> _TASK DETAILS_
Check each line for the string "false", then give only how many lines have it.

Dataset rows about figures
+++

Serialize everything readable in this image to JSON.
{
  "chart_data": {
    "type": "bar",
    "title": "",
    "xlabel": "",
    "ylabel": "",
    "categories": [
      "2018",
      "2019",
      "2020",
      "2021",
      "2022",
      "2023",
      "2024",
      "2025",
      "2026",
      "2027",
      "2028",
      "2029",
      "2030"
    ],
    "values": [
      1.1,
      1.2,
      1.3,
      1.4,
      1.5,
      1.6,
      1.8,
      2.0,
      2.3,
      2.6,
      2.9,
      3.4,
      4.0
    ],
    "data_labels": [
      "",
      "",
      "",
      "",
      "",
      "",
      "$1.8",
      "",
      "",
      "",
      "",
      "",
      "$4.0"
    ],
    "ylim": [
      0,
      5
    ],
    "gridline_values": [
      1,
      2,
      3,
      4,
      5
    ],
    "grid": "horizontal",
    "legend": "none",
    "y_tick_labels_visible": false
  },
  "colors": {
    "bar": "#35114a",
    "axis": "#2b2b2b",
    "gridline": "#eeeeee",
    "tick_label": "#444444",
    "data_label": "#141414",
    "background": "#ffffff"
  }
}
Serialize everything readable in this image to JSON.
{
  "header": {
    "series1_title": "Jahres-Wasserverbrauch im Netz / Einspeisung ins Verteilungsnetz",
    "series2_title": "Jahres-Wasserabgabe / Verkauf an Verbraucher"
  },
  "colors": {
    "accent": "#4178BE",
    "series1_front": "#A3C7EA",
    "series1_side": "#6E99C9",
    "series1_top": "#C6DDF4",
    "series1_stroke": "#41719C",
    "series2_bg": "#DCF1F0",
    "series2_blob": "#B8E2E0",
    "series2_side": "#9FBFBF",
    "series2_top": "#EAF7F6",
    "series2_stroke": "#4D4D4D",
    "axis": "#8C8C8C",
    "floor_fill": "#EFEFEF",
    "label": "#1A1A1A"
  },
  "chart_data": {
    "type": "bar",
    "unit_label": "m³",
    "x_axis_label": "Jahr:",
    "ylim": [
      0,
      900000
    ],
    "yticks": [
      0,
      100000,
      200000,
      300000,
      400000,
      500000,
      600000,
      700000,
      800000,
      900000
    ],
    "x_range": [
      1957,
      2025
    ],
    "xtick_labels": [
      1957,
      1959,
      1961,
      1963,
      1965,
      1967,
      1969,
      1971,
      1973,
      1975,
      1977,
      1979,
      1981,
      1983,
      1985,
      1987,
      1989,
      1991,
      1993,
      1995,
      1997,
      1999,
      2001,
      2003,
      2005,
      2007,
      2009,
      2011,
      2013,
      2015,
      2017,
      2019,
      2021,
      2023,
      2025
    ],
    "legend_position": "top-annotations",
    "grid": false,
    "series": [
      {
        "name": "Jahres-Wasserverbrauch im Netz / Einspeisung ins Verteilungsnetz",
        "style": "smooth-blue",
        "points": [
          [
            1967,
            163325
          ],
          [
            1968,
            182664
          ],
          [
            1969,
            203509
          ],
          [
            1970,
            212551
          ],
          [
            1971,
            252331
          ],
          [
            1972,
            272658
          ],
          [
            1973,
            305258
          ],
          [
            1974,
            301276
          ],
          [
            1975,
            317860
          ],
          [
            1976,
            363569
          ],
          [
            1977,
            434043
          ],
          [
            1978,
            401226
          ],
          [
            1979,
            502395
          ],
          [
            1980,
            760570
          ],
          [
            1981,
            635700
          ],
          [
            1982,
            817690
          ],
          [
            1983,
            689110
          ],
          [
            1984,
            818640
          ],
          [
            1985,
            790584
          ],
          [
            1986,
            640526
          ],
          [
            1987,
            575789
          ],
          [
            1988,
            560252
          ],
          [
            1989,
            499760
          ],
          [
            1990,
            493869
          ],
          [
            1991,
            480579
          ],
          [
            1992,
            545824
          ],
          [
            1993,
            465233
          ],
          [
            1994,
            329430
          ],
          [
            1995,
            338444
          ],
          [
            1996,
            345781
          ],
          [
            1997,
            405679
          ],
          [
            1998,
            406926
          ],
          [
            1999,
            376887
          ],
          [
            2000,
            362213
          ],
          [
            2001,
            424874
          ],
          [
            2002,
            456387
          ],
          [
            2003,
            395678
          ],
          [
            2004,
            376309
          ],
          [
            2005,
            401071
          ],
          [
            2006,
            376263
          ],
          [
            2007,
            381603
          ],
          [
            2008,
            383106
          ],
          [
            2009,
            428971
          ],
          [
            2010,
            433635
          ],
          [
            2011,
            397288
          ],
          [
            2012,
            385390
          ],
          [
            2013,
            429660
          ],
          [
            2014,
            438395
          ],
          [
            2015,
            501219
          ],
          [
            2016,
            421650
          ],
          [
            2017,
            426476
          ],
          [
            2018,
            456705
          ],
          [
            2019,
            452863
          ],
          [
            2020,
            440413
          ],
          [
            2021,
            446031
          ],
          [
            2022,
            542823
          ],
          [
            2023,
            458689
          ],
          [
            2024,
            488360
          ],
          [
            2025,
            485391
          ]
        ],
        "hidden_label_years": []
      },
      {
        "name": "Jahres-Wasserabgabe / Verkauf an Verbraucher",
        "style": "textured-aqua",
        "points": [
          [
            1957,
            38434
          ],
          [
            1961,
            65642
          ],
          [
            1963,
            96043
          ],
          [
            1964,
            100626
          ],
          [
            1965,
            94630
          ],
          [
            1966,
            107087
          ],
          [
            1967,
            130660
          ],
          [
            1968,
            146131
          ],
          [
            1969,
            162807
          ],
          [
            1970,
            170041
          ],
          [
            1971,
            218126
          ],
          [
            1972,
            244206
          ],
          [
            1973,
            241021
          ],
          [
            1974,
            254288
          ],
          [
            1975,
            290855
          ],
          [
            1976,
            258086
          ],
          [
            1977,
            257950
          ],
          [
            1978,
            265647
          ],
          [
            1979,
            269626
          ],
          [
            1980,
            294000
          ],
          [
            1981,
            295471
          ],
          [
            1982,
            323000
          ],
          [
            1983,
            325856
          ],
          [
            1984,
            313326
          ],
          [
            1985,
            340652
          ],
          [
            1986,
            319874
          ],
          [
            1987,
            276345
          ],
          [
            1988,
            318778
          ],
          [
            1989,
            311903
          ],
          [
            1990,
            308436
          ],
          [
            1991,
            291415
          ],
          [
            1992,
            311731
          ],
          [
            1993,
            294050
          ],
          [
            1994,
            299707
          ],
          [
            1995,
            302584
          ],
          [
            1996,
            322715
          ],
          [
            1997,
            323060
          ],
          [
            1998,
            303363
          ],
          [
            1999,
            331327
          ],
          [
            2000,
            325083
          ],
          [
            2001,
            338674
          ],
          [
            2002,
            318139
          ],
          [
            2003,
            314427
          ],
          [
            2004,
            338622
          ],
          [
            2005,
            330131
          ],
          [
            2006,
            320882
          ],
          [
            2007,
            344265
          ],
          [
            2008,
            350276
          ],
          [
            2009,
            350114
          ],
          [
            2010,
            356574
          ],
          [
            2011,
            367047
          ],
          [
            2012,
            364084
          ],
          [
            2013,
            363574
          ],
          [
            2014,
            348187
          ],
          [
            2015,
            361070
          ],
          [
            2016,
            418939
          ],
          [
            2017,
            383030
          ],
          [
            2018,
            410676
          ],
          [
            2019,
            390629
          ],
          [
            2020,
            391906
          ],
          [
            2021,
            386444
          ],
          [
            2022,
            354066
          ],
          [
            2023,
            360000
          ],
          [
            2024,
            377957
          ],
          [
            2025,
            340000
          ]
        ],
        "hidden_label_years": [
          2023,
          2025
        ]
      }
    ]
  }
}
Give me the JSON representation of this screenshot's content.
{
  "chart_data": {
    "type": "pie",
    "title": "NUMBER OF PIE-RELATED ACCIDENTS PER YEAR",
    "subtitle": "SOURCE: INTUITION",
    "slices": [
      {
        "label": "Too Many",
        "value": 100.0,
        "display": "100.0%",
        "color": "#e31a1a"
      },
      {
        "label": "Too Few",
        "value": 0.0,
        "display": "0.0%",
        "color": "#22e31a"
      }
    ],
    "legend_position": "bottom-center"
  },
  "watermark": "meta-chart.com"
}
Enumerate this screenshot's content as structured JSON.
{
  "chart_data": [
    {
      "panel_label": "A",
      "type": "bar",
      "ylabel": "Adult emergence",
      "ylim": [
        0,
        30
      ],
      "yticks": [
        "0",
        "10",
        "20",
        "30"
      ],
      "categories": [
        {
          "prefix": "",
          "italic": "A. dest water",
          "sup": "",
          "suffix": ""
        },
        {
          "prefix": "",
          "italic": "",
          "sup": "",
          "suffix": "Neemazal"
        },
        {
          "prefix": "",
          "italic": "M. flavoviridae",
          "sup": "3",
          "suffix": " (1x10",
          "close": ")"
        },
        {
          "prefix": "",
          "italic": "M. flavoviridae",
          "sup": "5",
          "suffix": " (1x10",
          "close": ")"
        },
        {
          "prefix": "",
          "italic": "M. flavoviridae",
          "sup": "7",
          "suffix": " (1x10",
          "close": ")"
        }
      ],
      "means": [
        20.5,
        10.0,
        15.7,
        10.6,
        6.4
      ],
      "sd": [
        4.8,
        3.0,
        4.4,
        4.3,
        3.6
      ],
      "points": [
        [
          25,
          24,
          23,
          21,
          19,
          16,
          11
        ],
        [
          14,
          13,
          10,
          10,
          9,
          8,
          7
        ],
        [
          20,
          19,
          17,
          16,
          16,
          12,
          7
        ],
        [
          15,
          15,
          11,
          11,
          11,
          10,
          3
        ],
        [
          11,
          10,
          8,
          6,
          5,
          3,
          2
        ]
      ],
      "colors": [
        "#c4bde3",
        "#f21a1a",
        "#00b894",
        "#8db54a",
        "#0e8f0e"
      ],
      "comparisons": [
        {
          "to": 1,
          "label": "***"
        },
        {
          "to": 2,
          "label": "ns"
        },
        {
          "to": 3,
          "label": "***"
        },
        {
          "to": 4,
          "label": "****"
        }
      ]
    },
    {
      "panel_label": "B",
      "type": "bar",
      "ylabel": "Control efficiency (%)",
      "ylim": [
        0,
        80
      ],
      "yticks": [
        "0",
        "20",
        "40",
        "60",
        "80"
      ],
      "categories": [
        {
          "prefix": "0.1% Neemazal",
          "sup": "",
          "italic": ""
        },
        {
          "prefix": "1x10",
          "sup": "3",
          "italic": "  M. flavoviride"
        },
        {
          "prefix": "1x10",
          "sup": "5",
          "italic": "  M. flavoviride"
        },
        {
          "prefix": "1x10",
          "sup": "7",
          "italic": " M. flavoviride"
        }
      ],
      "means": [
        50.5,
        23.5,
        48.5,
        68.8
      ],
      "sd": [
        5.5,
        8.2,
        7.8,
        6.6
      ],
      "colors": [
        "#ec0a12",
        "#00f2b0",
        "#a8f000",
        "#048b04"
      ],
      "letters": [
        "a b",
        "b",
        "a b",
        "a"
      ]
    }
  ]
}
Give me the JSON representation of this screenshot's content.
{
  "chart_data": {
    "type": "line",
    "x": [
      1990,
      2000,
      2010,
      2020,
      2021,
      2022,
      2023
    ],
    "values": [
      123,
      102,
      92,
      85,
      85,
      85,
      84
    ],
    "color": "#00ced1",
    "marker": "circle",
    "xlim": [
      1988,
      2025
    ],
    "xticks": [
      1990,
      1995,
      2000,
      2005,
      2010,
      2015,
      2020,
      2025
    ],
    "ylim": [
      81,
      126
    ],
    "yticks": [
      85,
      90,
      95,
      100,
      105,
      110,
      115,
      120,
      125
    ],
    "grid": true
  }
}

+++

> _CORRECT RESPONSE_
2